→ EXCERPT PROVIDED
========

The Real History of Tom Jones
John Allen Stevenson
Hardcover. x + 225 p. Basingstoke & New York: Palgrave Macmillan, 2005. ISBN 978-1403966438. £47.50 / $85.00
Reviewed by Laura Miller
University of West Georgia
John Allen Stevenson’s The Real History of Tom Jones investigates the connections between legitimacy in the novel and the debates over legitimacy that permeated English culture during the eighteenth century, including the conflicts surrounding the Jacobite rebellions. Its six chapters explore a variety of source materials and cultural connections to the novel, resulting in a convincing portrait of a work whose questions of legitimacy resonate with broader questions about monarchy, hierarchy, rebellion, and restoration. The Real History of Tom Jones also elaborates on Fielding’s own identification with the material in the novel. At times, Stevenson considers the links between Fielding’s perspective and the character of Partridge. The book’s conclusion mentions that “the particular events for which [Partridge] serves as our witness are matters that Fielding himself saw, perhaps many times” ; these events, among others, inspire The Real History of Tom Jones.

========

→ INPUT DATA

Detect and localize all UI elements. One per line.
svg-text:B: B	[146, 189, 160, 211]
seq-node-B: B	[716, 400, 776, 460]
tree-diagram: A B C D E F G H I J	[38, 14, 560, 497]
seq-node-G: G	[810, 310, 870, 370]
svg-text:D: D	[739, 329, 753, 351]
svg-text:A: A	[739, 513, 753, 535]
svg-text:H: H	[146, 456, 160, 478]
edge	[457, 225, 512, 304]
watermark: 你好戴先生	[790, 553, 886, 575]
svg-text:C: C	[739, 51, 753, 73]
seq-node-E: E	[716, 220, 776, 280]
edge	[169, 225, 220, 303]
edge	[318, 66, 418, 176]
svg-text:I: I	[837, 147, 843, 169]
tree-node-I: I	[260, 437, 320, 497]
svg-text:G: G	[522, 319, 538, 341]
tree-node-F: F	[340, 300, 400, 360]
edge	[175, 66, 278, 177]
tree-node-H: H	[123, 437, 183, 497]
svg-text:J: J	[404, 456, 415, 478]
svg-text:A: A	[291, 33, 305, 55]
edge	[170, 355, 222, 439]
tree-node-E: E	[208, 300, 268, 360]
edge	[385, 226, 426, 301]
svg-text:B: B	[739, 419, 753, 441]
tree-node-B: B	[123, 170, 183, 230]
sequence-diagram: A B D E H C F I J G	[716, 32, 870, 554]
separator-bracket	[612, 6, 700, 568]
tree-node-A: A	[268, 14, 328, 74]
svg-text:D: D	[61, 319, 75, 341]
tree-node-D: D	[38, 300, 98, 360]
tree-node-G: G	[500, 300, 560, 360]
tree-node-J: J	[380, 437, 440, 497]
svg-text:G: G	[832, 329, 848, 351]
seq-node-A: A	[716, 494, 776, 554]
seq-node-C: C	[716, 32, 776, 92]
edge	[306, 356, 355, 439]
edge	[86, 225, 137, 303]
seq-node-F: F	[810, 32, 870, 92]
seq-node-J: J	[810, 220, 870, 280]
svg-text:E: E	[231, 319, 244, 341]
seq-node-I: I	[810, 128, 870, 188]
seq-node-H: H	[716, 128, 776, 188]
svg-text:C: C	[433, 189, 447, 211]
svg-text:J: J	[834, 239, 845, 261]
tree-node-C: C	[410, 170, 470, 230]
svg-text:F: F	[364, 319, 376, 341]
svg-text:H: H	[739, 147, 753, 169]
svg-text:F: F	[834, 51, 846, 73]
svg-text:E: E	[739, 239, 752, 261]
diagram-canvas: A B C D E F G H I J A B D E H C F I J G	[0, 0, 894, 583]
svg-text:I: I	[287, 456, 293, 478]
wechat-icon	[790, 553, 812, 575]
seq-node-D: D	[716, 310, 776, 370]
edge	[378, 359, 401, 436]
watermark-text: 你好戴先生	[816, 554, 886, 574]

========

→ REQUIREMENT 1
How many chapters does the book described in the review excerpt contain?
→ REQUIREMENT 2
Duplicate the rows from their very first line down through the line containing "300, 400, 360]", including both ends.

→ SOLUTION 1
Six chapters.

→ SOLUTION 2
Detect and localize all UI elements. One per line.
svg-text:B: B	[146, 189, 160, 211]
seq-node-B: B	[716, 400, 776, 460]
tree-diagram: A B C D E F G H I J	[38, 14, 560, 497]
seq-node-G: G	[810, 310, 870, 370]
svg-text:D: D	[739, 329, 753, 351]
svg-text:A: A	[739, 513, 753, 535]
svg-text:H: H	[146, 456, 160, 478]
edge	[457, 225, 512, 304]
watermark: 你好戴先生	[790, 553, 886, 575]
svg-text:C: C	[739, 51, 753, 73]
seq-node-E: E	[716, 220, 776, 280]
edge	[169, 225, 220, 303]
edge	[318, 66, 418, 176]
svg-text:I: I	[837, 147, 843, 169]
tree-node-I: I	[260, 437, 320, 497]
svg-text:G: G	[522, 319, 538, 341]
tree-node-F: F	[340, 300, 400, 360]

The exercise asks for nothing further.